Конрад Джозеф
Предисловие к коротким рассказам
Джозеф Конрад
Предисловие к коротким рассказам
Перевод: И.М.Левидова
Не без больших сомнений отнесся я к мысли об издании тома избранных моих рассказов. Настолько велики были эти сомнения, что они даже побудили меня предпринять опасную попытку раскрытия тех чувств, с которыми я приступаю к этому пояснительному предисловию. Сомнения мои, надо сказать, носят сугубо личный характер, в том смысле, что они коренятся глубоко в личных моих свойствах и не очень-то легко донести их даже до таких хороших друзей, каких мне посчастливилось найти в лице американских читателей. Глубокие, сложные (а порой даже противоречивые) чувства, составляющие основу отношения писателя к собственному творчеству, - достаточно реальная вещь, и все же они могут быть, и часто являются, не более, чем отражением взлелеянных им иллюзий. Хрупкие растения - вы согласитесь с этим, выносящие только укромную тень одиноких размышлений. Драгоценные, быть может? Да. Но, по самой своей природе, драгоценные лишь для одного человека, в уме (или сердце) которого они пустили свои корни.
Казалось бы, эти соображения способны убедить любого автора раз навсегда отказаться от любых предисловий; однако во мне живет неискоренимое подозрение, что в этой жизни, являющейся, как говорят некоторые философы, всего лишь сменой \"обманчивых видений\", сами иллюзии наши должны иметь практический смысл. Разве не характеризуют они человека в той же мере, как, скажем, его взгляды или черты его лица? Фактически, они даже опаснее, так как, меньше поддаваясь контролю, вернее обнаруживают истинный облик человека.

● ЗАДАНИЕ
Выпишите из предисловия к коротким рассказам все прилагательные, которыми описаны чувства, составляющие основу отношения писателя к собственному творчеству. Записи к этому заданию отношения не имеют.

[Записи с координатной разметкой]
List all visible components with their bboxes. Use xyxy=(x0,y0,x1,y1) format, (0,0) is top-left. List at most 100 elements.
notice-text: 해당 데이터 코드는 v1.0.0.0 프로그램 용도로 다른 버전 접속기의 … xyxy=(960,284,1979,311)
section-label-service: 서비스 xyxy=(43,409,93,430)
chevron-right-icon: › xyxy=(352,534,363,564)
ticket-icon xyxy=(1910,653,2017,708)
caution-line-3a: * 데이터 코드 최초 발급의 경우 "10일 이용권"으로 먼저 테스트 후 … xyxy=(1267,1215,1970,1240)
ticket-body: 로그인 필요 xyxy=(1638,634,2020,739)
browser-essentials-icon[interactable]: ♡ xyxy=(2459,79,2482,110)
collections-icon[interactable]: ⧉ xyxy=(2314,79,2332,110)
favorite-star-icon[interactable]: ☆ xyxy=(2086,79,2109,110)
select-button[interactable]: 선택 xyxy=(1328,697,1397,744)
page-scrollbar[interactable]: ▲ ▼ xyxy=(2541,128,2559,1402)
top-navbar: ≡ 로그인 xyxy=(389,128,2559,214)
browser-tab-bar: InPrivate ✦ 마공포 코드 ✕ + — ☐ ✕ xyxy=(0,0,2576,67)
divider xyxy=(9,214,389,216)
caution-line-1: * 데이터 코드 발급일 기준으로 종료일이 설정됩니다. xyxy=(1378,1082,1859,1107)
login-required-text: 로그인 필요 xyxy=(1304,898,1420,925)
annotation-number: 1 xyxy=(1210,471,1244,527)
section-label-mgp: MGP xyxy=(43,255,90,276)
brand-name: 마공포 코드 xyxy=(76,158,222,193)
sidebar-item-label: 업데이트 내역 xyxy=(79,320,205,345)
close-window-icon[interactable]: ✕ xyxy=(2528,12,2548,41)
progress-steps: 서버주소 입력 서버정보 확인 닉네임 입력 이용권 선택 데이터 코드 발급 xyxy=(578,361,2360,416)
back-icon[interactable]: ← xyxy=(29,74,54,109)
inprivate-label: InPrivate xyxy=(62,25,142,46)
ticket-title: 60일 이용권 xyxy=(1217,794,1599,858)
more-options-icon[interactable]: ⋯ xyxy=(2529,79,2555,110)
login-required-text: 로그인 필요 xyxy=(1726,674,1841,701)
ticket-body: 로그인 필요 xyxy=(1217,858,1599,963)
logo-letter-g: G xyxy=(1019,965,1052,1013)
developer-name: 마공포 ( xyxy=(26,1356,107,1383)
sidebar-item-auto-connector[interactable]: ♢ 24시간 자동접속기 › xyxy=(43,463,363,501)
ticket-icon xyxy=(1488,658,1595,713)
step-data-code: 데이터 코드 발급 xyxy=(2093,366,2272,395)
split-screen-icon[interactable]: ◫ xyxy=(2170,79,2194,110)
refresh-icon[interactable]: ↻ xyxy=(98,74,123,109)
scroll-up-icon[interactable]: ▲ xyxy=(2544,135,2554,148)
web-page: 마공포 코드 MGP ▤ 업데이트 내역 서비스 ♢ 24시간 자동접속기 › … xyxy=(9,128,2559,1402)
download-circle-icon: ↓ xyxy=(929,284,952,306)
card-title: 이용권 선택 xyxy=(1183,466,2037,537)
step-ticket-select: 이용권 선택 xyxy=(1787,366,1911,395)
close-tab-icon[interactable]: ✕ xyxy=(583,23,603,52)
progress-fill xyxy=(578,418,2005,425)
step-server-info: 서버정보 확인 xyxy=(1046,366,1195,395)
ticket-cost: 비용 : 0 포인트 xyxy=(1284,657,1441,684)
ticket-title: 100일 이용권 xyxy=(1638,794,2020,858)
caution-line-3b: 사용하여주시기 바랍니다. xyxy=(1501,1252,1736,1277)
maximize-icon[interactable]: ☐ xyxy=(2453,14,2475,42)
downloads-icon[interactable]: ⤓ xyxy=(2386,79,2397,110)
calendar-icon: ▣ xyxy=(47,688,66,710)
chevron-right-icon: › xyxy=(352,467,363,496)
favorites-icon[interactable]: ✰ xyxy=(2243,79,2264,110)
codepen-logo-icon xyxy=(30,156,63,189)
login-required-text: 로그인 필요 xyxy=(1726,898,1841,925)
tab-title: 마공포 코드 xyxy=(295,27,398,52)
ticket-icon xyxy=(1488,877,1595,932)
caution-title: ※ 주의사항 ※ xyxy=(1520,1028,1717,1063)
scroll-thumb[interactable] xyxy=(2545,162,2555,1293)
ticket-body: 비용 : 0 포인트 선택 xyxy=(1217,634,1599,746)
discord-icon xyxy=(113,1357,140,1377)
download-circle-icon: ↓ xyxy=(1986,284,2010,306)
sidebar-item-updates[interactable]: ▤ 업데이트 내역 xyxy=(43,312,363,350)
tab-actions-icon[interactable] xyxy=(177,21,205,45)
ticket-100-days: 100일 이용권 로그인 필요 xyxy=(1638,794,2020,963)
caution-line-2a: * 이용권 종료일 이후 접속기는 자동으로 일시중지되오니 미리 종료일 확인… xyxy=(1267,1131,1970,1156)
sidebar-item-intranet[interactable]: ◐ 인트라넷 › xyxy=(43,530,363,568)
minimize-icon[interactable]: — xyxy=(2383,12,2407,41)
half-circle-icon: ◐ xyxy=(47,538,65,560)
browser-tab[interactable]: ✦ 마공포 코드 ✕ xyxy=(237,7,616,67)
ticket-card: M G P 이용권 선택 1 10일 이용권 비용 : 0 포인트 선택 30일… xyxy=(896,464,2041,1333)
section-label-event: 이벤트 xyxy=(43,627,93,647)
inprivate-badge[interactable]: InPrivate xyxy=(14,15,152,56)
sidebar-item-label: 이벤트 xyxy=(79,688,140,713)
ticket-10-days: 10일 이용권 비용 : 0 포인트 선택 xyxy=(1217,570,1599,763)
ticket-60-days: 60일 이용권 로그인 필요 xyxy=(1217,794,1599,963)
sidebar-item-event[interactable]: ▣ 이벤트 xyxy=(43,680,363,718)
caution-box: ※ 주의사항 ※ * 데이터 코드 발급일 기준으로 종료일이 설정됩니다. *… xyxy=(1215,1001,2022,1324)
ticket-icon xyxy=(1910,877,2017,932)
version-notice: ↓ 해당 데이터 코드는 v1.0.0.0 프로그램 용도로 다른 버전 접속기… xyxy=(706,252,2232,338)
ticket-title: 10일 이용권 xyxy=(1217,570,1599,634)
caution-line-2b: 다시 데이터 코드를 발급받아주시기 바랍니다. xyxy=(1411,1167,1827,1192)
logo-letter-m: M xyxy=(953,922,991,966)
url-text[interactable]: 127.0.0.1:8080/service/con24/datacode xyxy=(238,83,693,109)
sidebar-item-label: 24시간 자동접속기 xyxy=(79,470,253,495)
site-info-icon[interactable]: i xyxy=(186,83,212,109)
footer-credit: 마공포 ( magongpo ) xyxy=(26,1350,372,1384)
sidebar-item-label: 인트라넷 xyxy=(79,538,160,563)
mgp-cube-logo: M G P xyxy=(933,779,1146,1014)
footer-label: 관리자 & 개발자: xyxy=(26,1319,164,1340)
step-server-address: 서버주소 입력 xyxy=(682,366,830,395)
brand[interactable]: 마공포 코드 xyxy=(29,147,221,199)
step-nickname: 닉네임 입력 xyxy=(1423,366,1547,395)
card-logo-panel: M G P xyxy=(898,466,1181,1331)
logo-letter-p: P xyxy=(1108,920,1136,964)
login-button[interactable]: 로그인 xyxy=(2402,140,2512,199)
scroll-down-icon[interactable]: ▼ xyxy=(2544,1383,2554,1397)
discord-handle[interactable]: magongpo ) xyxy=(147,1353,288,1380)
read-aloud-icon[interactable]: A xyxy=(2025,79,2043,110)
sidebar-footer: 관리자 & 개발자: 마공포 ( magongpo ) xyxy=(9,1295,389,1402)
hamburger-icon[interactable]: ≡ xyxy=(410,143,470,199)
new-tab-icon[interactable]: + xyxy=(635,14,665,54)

● РЕЗУЛЬТАТ ЗАДАНИЯ
Глубокие, сложные, противоречивые.